[Begin DATA PROVIDED]

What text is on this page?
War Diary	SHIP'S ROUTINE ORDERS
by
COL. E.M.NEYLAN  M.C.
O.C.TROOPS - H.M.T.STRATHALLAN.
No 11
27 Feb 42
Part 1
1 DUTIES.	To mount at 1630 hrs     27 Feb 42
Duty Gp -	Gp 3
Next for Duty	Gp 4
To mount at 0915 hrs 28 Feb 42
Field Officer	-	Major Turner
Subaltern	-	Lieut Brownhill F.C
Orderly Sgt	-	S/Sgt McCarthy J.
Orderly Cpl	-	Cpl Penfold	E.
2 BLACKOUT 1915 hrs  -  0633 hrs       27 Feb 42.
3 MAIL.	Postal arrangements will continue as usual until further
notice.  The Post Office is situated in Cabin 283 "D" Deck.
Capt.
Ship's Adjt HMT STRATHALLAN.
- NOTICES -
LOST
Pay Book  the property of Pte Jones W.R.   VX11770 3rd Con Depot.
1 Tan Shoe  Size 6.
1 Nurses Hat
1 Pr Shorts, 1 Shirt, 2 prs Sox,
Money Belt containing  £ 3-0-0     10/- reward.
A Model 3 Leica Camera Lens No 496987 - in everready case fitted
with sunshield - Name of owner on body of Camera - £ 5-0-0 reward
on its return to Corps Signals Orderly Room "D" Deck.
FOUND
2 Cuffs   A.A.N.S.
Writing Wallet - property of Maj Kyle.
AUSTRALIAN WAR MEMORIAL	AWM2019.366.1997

[End DATA PROVIDED]

_STATED EXERCISE:_ Tally up the lines holding the string "Camera" in this listing, and report the total alone.

_OUTPUT OF THE EXERCISE:_ 2